WRITTEN TASK: Write the data out again, character for character, with no images.

Dataset records

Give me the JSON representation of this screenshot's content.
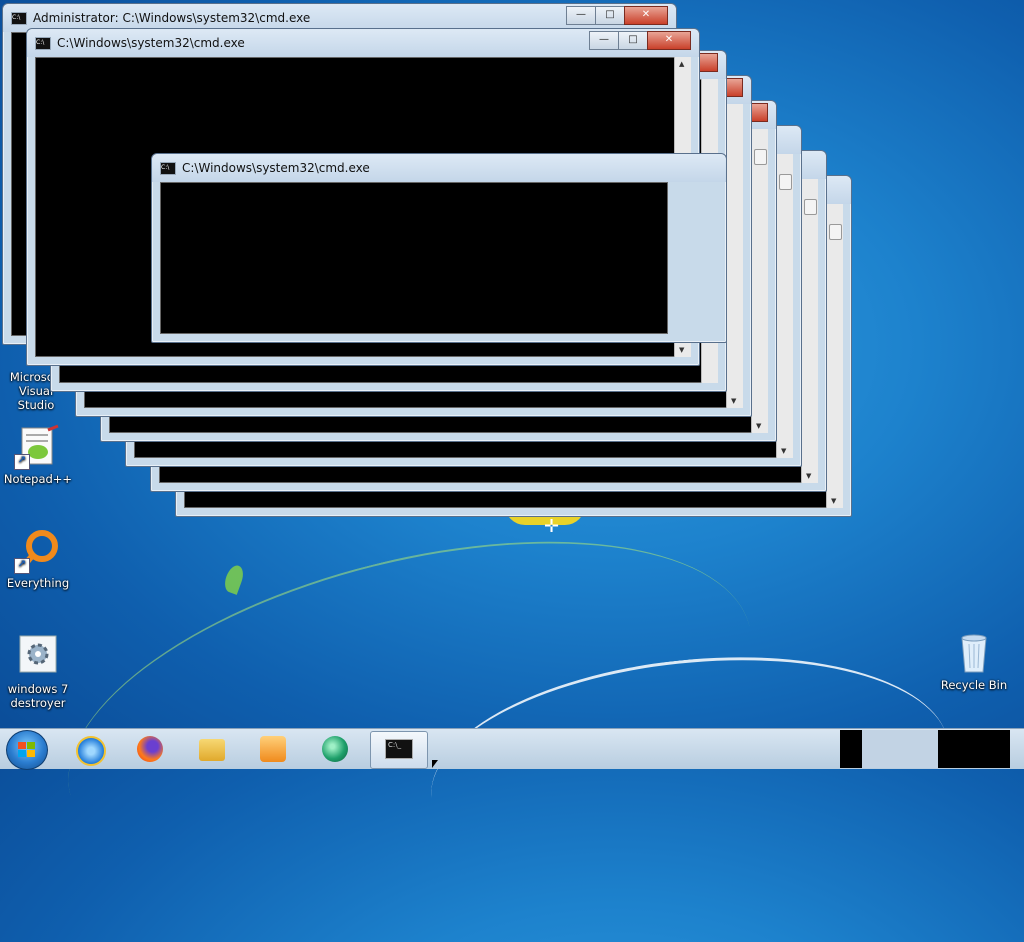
{
  "desktop": {
    "icons": [
      {
        "label": "Microsoft Visual Studio",
        "icon": "visual-studio-icon"
      },
      {
        "label": "Notepad++",
        "icon": "notepad-plus-plus-icon"
      },
      {
        "label": "Everything",
        "icon": "everything-search-icon"
      },
      {
        "label": "windows 7 destroyer",
        "icon": "settings-gear-icon"
      },
      {
        "label": "Recycle Bin",
        "icon": "recycle-bin-icon"
      }
    ]
  },
  "windows": {
    "admin_title": "Administrator: C:\\Windows\\system32\\cmd.exe",
    "cmd_title": "C:\\Windows\\system32\\cmd.exe",
    "minimize": "—",
    "maximize": "□",
    "close": "✕"
  },
  "taskbar": {
    "items": [
      {
        "icon": "internet-explorer-icon"
      },
      {
        "icon": "firefox-icon"
      },
      {
        "icon": "file-explorer-icon"
      },
      {
        "icon": "media-player-icon"
      },
      {
        "icon": "app-icon"
      },
      {
        "icon": "cmd-icon",
        "label": "C:\\_"
      }
    ]
  },
  "colors": {
    "desktop_blue": "#1d82cd",
    "console_bg": "#000000",
    "close_red": "#c9402a"
  }
}
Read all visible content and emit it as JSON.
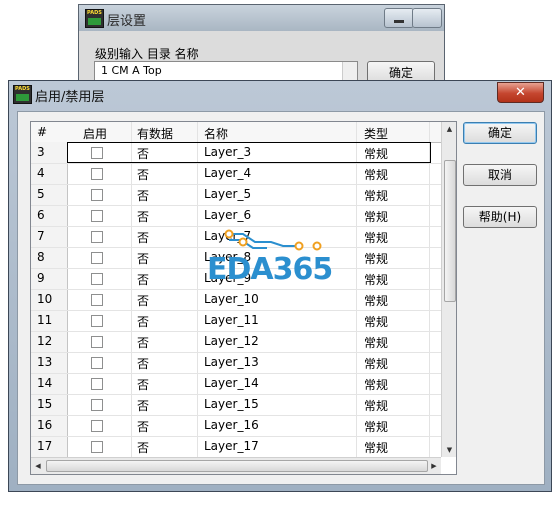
{
  "bg_window": {
    "title": "层设置",
    "header": "级别输入 目录 名称",
    "list_row": "1   CM   A    Top",
    "ok_label": "确定"
  },
  "dialog": {
    "title": "启用/禁用层",
    "close_glyph": "✕",
    "columns": [
      "#",
      "启用",
      "有数据",
      "名称",
      "类型"
    ],
    "rows": [
      {
        "num": "3",
        "data": "否",
        "name": "Layer_3",
        "type": "常规",
        "enabled": false
      },
      {
        "num": "4",
        "data": "否",
        "name": "Layer_4",
        "type": "常规",
        "enabled": false
      },
      {
        "num": "5",
        "data": "否",
        "name": "Layer_5",
        "type": "常规",
        "enabled": false
      },
      {
        "num": "6",
        "data": "否",
        "name": "Layer_6",
        "type": "常规",
        "enabled": false
      },
      {
        "num": "7",
        "data": "否",
        "name": "Layer_7",
        "type": "常规",
        "enabled": false
      },
      {
        "num": "8",
        "data": "否",
        "name": "Layer_8",
        "type": "常规",
        "enabled": false
      },
      {
        "num": "9",
        "data": "否",
        "name": "Layer_9",
        "type": "常规",
        "enabled": false
      },
      {
        "num": "10",
        "data": "否",
        "name": "Layer_10",
        "type": "常规",
        "enabled": false
      },
      {
        "num": "11",
        "data": "否",
        "name": "Layer_11",
        "type": "常规",
        "enabled": false
      },
      {
        "num": "12",
        "data": "否",
        "name": "Layer_12",
        "type": "常规",
        "enabled": false
      },
      {
        "num": "13",
        "data": "否",
        "name": "Layer_13",
        "type": "常规",
        "enabled": false
      },
      {
        "num": "14",
        "data": "否",
        "name": "Layer_14",
        "type": "常规",
        "enabled": false
      },
      {
        "num": "15",
        "data": "否",
        "name": "Layer_15",
        "type": "常规",
        "enabled": false
      },
      {
        "num": "16",
        "data": "否",
        "name": "Layer_16",
        "type": "常规",
        "enabled": false
      },
      {
        "num": "17",
        "data": "否",
        "name": "Layer_17",
        "type": "常规",
        "enabled": false
      }
    ],
    "buttons": {
      "ok": "确定",
      "cancel": "取消",
      "help": "帮助(H)"
    }
  },
  "app_icon": {
    "line1": "PADS"
  },
  "watermark": {
    "text": "EDA365"
  },
  "colors": {
    "watermark_blue": "#2b8fcf",
    "watermark_orange": "#f0a020",
    "close_red": "#c5462f"
  }
}
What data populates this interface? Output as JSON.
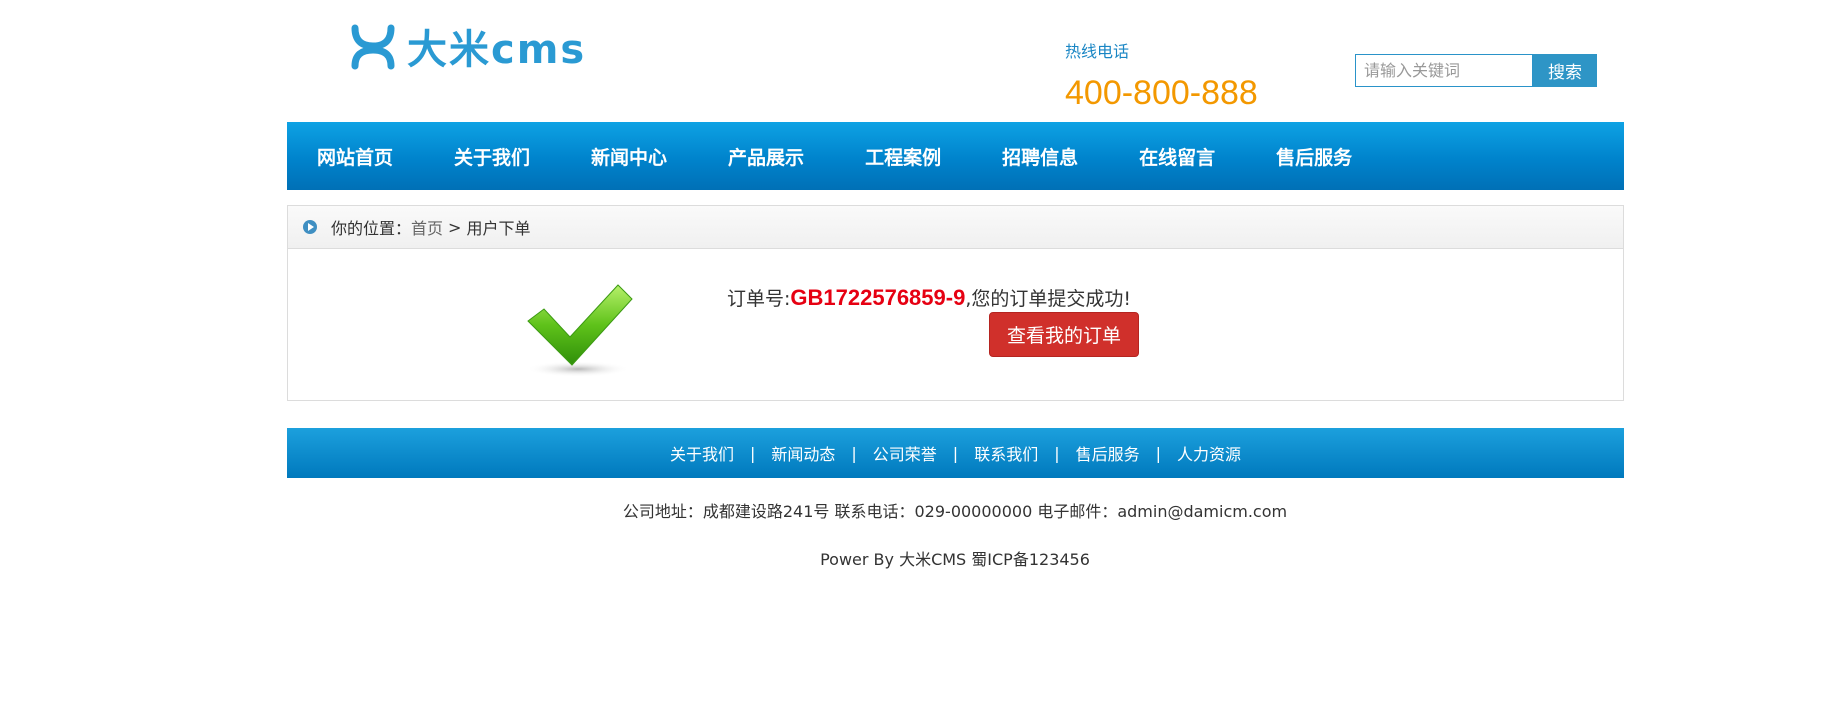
{
  "header": {
    "logo_text": "大米cms",
    "hotline_label": "热线电话",
    "hotline_number": "400-800-888",
    "search_placeholder": "请输入关键词",
    "search_button": "搜索"
  },
  "nav": {
    "items": [
      "网站首页",
      "关于我们",
      "新闻中心",
      "产品展示",
      "工程案例",
      "招聘信息",
      "在线留言",
      "售后服务"
    ]
  },
  "breadcrumb": {
    "prefix": "你的位置：",
    "home": "首页",
    "separator": ">",
    "current": "用户下单"
  },
  "order": {
    "label": "订单号:",
    "number": "GB1722576859-9",
    "message": ",您的订单提交成功!",
    "view_button": "查看我的订单"
  },
  "footer": {
    "links": [
      "关于我们",
      "新闻动态",
      "公司荣誉",
      "联系我们",
      "售后服务",
      "人力资源"
    ],
    "pipe": "|",
    "address": "公司地址：成都建设路241号 联系电话：029-00000000 电子邮件：admin@damicm.com",
    "powered": "Power By 大米CMS  蜀ICP备123456"
  },
  "colors": {
    "brand": "#2a9ad3",
    "hotline": "#f39800",
    "nav_bg": "#0083cc",
    "order_number": "#e60012",
    "button_red": "#d0302b"
  }
}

ANSWER TO THE EXERCISE:
Give me the JSON representation of this screenshot's content.
{
  "desktop": {
    "icons": [
      {
        "label": "Microsoft Visual Studio",
        "icon": "visual-studio-icon"
      },
      {
        "label": "Notepad++",
        "icon": "notepad-plus-plus-icon"
      },
      {
        "label": "Everything",
        "icon": "everything-search-icon"
      },
      {
        "label": "windows 7 destroyer",
        "icon": "settings-gear-icon"
      },
      {
        "label": "Recycle Bin",
        "icon": "recycle-bin-icon"
      }
    ]
  },
  "windows": {
    "admin_title": "Administrator: C:\\Windows\\system32\\cmd.exe",
    "cmd_title": "C:\\Windows\\system32\\cmd.exe",
    "minimize": "—",
    "maximize": "□",
    "close": "✕"
  },
  "taskbar": {
    "items": [
      {
        "icon": "internet-explorer-icon"
      },
      {
        "icon": "firefox-icon"
      },
      {
        "icon": "file-explorer-icon"
      },
      {
        "icon": "media-player-icon"
      },
      {
        "icon": "app-icon"
      },
      {
        "icon": "cmd-icon",
        "label": "C:\\_"
      }
    ]
  },
  "colors": {
    "desktop_blue": "#1d82cd",
    "console_bg": "#000000",
    "close_red": "#c9402a"
  }
}
Read all visible content and emit it as JSON.
{
  "bg_window": {
    "title": "层设置",
    "header": "级别输入 目录 名称",
    "list_row": "1   CM   A    Top",
    "ok_label": "确定"
  },
  "dialog": {
    "title": "启用/禁用层",
    "close_glyph": "✕",
    "columns": [
      "#",
      "启用",
      "有数据",
      "名称",
      "类型"
    ],
    "rows": [
      {
        "num": "3",
        "data": "否",
        "name": "Layer_3",
        "type": "常规",
        "enabled": false
      },
      {
        "num": "4",
        "data": "否",
        "name": "Layer_4",
        "type": "常规",
        "enabled": false
      },
      {
        "num": "5",
        "data": "否",
        "name": "Layer_5",
        "type": "常规",
        "enabled": false
      },
      {
        "num": "6",
        "data": "否",
        "name": "Layer_6",
        "type": "常规",
        "enabled": false
      },
      {
        "num": "7",
        "data": "否",
        "name": "Layer_7",
        "type": "常规",
        "enabled": false
      },
      {
        "num": "8",
        "data": "否",
        "name": "Layer_8",
        "type": "常规",
        "enabled": false
      },
      {
        "num": "9",
        "data": "否",
        "name": "Layer_9",
        "type": "常规",
        "enabled": false
      },
      {
        "num": "10",
        "data": "否",
        "name": "Layer_10",
        "type": "常规",
        "enabled": false
      },
      {
        "num": "11",
        "data": "否",
        "name": "Layer_11",
        "type": "常规",
        "enabled": false
      },
      {
        "num": "12",
        "data": "否",
        "name": "Layer_12",
        "type": "常规",
        "enabled": false
      },
      {
        "num": "13",
        "data": "否",
        "name": "Layer_13",
        "type": "常规",
        "enabled": false
      },
      {
        "num": "14",
        "data": "否",
        "name": "Layer_14",
        "type": "常规",
        "enabled": false
      },
      {
        "num": "15",
        "data": "否",
        "name": "Layer_15",
        "type": "常规",
        "enabled": false
      },
      {
        "num": "16",
        "data": "否",
        "name": "Layer_16",
        "type": "常规",
        "enabled": false
      },
      {
        "num": "17",
        "data": "否",
        "name": "Layer_17",
        "type": "常规",
        "enabled": false
      }
    ],
    "buttons": {
      "ok": "确定",
      "cancel": "取消",
      "help": "帮助(H)"
    }
  },
  "app_icon": {
    "line1": "PADS"
  },
  "watermark": {
    "text": "EDA365"
  },
  "colors": {
    "watermark_blue": "#2b8fcf",
    "watermark_orange": "#f0a020",
    "close_red": "#c5462f"
  }
}
What data populates this interface? Output as JSON.
{
  "header": {
    "logo_text": "大米cms",
    "hotline_label": "热线电话",
    "hotline_number": "400-800-888",
    "search_placeholder": "请输入关键词",
    "search_button": "搜索"
  },
  "nav": {
    "items": [
      "网站首页",
      "关于我们",
      "新闻中心",
      "产品展示",
      "工程案例",
      "招聘信息",
      "在线留言",
      "售后服务"
    ]
  },
  "breadcrumb": {
    "prefix": "你的位置：",
    "home": "首页",
    "separator": ">",
    "current": "用户下单"
  },
  "order": {
    "label": "订单号:",
    "number": "GB1722576859-9",
    "message": ",您的订单提交成功!",
    "view_button": "查看我的订单"
  },
  "footer": {
    "links": [
      "关于我们",
      "新闻动态",
      "公司荣誉",
      "联系我们",
      "售后服务",
      "人力资源"
    ],
    "pipe": "|",
    "address": "公司地址：成都建设路241号 联系电话：029-00000000 电子邮件：admin@damicm.com",
    "powered": "Power By 大米CMS  蜀ICP备123456"
  },
  "colors": {
    "brand": "#2a9ad3",
    "hotline": "#f39800",
    "nav_bg": "#0083cc",
    "order_number": "#e60012",
    "button_red": "#d0302b"
  }
}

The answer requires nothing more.